--- PROBLEM TO WORK ON ---
Select all lines in the records that include "grid".

--- DATA EXCERPTS ---
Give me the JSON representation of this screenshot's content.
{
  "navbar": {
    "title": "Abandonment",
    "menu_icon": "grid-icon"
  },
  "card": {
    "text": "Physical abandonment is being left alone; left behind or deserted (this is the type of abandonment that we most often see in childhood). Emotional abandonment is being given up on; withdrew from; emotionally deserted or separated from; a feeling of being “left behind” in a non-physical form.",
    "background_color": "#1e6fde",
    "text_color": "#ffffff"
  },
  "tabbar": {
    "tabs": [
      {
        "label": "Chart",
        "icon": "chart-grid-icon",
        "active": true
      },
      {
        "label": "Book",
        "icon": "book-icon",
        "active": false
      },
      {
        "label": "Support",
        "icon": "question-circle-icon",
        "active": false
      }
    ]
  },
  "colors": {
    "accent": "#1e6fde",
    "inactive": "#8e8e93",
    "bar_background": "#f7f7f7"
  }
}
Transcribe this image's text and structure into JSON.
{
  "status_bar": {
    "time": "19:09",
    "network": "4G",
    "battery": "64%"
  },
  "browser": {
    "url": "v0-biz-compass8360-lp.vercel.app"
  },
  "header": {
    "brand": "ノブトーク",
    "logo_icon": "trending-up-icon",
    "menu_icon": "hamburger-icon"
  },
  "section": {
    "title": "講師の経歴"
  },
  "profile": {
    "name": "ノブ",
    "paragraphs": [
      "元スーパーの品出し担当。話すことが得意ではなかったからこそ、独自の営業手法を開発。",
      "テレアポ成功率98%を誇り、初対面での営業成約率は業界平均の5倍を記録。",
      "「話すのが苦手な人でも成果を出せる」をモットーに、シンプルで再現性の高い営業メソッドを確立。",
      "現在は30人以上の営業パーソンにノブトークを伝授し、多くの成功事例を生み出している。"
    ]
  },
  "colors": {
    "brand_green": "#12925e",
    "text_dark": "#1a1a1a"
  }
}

--- ANSWER TO THIS EXERCISE ---
    "menu_icon": "grid-icon"
        "icon": "chart-grid-icon",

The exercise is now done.